____ Source excerpt

Sunday, February 28, 2021

Rockin' in the Days of Confusion # 2110 (starts 3/1/21)

    This time around we have several tunes that were "borrowed" from our companion show, Stuck in the Psychedelic Era, including some rather tasty blues-rock from Savoy Brown and the Allman Brothers band. We also have a "new" acquisition from the hard-to-find first Stray Dog album. And of course, everything on the show is over 30 years old, and you know that, in the early 1970s, everything over 30 was considered ancient.

Artist:    Little Feat
Title:    Fat Man In The Bathtub
Source:    CD: Dixie Chicken
Writer(s):    Lowell George
Label:    Warner Brothers
Year:    1973
    Lowell George, founder of Little Feat, came into his own as a songwriter with the 1973 album Dixie Chicken. Among the classic tunes on the LP was Fat Man In The Bathtub. There are many theories as to what the song is actually about, but most agree that somebody wasn't getting something he wanted.

Artist:    Wet Willie
Title:    Keep On Smilin'
Source:    Stereo 45 RPM single
Writer(s):    Hall/Hall/Hirsch/Anthony/Ross
Label:    Capricorn
Year:    1974
    Formed as Fox in Mobile, Alabama in 1969, Wet Willie was one of the first Southern Rock bands to score a top 10 single with Keep On Smilin' in 1974. The band, consisting of the Hall brothers Jimmy (vocals, saxophone, harmonica) and Jack (bass), John David Anthony (keyboards), Ricky Hirsch (guitar) and Lesis Ross (drums), relocated from Mobile to Macon, Georgia in 1971 where they signed with Phil Walden's Capricorn label, releasing several single and albums over the next few years. The group still performs occasionally as either Wet Willie or the Wet Willie Band, depending on whether Jimmy Hall is onstage.

________

**Work to do:**
A) Copy out the part of the playlist starting with "Sunday, February 28, 2021" and going on through "was considered ancient.".
B) According to the playlist, under what name and in which city was Wet Willie formed?
C) Using the playlist, explain what decides whether the group performs as Wet Willie or as the Wet Willie Band.

____ Given material

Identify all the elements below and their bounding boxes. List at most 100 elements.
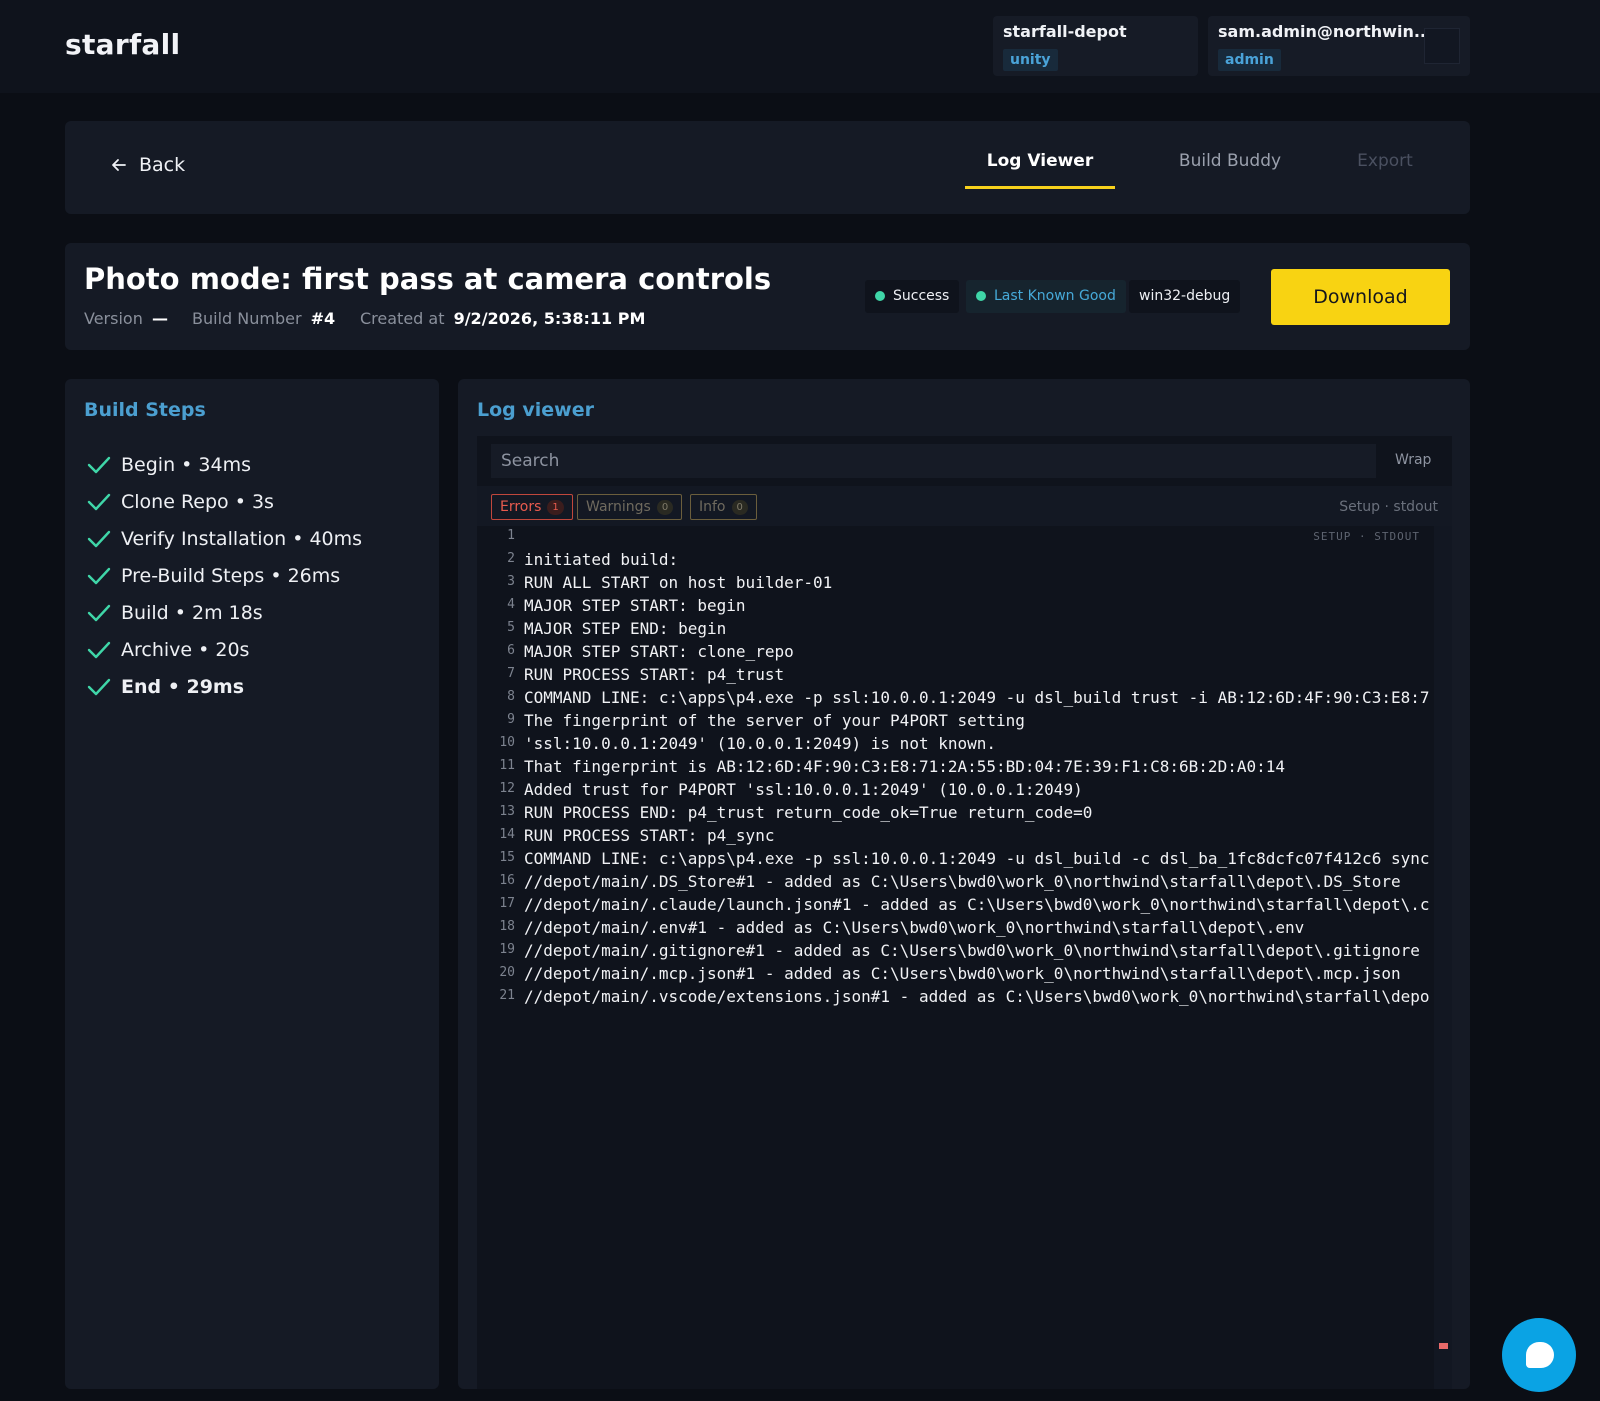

________

**Replies:**
A)
Sunday, February 28, 2021

Rockin' in the Days of Confusion # 2110 (starts 3/1/21)

    This time around we have several tunes that were "borrowed" from our companion show, Stuck in the Psychedelic Era, including some rather tasty blues-rock from Savoy Brown and the Allman Brothers band. We also have a "new" acquisition from the hard-to-find first Stray Dog album. And of course, everything on the show is over 30 years old, and you know that, in the early 1970s, everything over 30 was considered ancient.

B) Wet Willie was formed as Fox in Mobile, Alabama.

C) The group still performs occasionally under one name or the other, and the choice depends on whether Jimmy Hall is onstage.